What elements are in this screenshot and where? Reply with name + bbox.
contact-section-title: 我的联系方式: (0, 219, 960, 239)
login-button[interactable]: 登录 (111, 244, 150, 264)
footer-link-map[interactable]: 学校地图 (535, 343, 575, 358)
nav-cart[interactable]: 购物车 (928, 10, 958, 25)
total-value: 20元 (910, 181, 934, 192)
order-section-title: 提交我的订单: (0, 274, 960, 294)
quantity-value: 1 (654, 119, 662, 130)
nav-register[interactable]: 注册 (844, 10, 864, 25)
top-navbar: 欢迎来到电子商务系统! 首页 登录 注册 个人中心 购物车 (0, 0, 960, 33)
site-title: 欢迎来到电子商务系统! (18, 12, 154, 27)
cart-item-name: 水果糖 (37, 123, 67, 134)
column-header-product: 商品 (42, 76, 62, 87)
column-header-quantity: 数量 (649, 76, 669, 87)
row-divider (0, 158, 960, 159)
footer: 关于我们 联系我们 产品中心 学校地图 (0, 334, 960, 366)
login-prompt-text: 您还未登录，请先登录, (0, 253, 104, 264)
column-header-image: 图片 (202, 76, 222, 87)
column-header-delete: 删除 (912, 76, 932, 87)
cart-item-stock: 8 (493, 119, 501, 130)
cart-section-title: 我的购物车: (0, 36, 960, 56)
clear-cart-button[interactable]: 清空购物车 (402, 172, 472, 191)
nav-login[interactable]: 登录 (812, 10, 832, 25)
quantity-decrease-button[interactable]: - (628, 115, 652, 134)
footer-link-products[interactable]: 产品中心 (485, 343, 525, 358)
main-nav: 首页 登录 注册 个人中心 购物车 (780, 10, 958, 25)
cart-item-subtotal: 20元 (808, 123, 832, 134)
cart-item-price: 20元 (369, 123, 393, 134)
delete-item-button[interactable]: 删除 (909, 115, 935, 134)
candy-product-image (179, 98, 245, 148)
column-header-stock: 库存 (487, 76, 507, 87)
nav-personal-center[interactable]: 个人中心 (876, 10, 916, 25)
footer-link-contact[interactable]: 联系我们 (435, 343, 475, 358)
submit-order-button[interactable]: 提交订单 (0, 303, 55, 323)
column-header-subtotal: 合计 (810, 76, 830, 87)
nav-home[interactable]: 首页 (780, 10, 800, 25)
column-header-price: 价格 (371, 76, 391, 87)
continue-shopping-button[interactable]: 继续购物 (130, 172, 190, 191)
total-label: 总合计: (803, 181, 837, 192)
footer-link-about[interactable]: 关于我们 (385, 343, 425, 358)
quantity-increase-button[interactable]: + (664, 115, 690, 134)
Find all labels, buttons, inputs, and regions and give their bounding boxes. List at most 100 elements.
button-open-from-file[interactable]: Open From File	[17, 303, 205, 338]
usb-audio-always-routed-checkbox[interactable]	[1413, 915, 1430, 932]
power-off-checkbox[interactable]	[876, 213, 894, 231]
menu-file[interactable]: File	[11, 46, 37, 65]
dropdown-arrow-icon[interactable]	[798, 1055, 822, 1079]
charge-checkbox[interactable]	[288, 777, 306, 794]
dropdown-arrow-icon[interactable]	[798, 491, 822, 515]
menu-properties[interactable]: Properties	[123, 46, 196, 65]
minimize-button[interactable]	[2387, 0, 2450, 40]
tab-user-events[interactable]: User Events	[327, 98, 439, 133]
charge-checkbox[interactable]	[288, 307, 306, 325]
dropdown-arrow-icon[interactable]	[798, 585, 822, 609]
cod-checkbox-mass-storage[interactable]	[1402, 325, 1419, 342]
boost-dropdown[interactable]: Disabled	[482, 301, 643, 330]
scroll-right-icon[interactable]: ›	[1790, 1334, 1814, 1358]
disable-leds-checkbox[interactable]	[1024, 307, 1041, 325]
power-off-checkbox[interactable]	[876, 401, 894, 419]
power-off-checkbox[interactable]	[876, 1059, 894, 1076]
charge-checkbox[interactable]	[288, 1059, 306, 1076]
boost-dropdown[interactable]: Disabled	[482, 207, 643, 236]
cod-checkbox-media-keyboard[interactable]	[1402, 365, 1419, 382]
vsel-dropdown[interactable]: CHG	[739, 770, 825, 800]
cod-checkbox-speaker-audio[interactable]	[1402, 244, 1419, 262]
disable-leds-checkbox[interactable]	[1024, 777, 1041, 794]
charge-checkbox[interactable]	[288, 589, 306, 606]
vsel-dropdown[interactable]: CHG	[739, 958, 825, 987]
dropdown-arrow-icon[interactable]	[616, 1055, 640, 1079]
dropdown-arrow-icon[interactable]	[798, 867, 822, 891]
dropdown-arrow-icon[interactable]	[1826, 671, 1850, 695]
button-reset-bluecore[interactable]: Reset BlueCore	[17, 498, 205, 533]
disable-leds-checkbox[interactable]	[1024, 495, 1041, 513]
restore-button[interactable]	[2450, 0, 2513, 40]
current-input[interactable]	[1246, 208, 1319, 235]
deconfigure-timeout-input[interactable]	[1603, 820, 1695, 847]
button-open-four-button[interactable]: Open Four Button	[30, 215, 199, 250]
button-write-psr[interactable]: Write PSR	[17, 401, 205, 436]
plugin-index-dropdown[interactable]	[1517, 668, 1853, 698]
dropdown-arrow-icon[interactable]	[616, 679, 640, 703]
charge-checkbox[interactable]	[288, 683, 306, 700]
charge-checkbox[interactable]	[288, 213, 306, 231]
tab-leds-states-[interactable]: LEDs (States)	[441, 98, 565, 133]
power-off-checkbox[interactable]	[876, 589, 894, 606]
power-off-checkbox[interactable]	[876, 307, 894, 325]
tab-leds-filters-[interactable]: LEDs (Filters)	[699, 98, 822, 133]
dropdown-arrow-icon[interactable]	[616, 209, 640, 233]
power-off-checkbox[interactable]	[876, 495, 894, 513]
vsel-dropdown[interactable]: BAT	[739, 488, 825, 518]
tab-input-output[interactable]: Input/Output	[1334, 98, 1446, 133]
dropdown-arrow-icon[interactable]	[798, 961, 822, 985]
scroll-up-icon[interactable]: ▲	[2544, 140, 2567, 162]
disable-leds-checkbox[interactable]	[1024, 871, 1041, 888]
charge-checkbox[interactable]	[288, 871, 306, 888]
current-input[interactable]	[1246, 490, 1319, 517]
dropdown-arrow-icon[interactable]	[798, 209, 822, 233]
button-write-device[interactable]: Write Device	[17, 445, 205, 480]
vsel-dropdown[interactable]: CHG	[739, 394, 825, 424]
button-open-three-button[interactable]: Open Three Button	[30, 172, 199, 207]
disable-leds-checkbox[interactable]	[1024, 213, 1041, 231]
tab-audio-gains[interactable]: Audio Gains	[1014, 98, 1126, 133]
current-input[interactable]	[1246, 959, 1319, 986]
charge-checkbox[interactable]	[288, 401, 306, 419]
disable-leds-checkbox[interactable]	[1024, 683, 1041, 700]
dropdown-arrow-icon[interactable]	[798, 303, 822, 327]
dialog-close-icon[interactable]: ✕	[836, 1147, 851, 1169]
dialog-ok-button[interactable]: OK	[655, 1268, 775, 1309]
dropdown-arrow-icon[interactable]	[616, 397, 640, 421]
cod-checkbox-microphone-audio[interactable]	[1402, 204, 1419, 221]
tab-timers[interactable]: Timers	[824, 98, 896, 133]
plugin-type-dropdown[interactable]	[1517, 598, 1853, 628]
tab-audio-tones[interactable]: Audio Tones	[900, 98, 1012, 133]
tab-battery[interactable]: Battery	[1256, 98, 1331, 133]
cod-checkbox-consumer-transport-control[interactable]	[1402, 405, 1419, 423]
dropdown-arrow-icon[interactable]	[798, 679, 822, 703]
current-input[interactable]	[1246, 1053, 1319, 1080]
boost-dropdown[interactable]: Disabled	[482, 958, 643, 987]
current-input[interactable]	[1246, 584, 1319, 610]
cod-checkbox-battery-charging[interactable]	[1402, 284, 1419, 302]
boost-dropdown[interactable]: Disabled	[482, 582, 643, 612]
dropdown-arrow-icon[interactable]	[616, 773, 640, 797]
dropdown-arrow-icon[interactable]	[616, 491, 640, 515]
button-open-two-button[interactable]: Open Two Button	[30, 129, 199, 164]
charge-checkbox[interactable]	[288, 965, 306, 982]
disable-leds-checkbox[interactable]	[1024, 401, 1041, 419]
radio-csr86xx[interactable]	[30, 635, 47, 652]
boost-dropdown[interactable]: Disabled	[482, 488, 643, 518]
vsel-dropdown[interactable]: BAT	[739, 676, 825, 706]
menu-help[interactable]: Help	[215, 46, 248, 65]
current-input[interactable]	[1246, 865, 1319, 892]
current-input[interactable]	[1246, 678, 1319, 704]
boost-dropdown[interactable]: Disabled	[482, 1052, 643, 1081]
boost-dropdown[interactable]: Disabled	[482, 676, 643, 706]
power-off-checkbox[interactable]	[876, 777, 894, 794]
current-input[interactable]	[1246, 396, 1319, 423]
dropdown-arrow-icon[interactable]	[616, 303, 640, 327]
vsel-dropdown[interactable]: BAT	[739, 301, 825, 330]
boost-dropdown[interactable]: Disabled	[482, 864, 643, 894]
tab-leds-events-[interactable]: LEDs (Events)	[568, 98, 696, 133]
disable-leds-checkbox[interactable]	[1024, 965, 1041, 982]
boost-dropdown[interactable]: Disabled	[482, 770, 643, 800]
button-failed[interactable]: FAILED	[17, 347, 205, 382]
++++++
→ THE EXERCISE
Can you rewrite the lines from the very first one through the line containing "column-header-stock: 库存 (487, 76, 507, 87)", replacing every "interactable" with "clickable" and keeping everything else unchanged?

→ FINISHED ANSWER
What elements are in this screenshot and where? Reply with name + bbox.
contact-section-title: 我的联系方式: (0, 219, 960, 239)
login-button[clickable]: 登录 (111, 244, 150, 264)
footer-link-map[clickable]: 学校地图 (535, 343, 575, 358)
nav-cart[clickable]: 购物车 (928, 10, 958, 25)
total-value: 20元 (910, 181, 934, 192)
order-section-title: 提交我的订单: (0, 274, 960, 294)
quantity-value: 1 (654, 119, 662, 130)
nav-register[clickable]: 注册 (844, 10, 864, 25)
top-navbar: 欢迎来到电子商务系统! 首页 登录 注册 个人中心 购物车 (0, 0, 960, 33)
site-title: 欢迎来到电子商务系统! (18, 12, 154, 27)
cart-item-name: 水果糖 (37, 123, 67, 134)
column-header-product: 商品 (42, 76, 62, 87)
column-header-quantity: 数量 (649, 76, 669, 87)
row-divider (0, 158, 960, 159)
footer: 关于我们 联系我们 产品中心 学校地图 (0, 334, 960, 366)
login-prompt-text: 您还未登录，请先登录, (0, 253, 104, 264)
column-header-image: 图片 (202, 76, 222, 87)
column-header-delete: 删除 (912, 76, 932, 87)
cart-item-stock: 8 (493, 119, 501, 130)
cart-section-title: 我的购物车: (0, 36, 960, 56)
clear-cart-button[clickable]: 清空购物车 (402, 172, 472, 191)
nav-login[clickable]: 登录 (812, 10, 832, 25)
quantity-decrease-button[clickable]: - (628, 115, 652, 134)
footer-link-products[clickable]: 产品中心 (485, 343, 525, 358)
main-nav: 首页 登录 注册 个人中心 购物车 (780, 10, 958, 25)
cart-item-subtotal: 20元 (808, 123, 832, 134)
cart-item-price: 20元 (369, 123, 393, 134)
delete-item-button[clickable]: 删除 (909, 115, 935, 134)
candy-product-image (179, 98, 245, 148)
column-header-stock: 库存 (487, 76, 507, 87)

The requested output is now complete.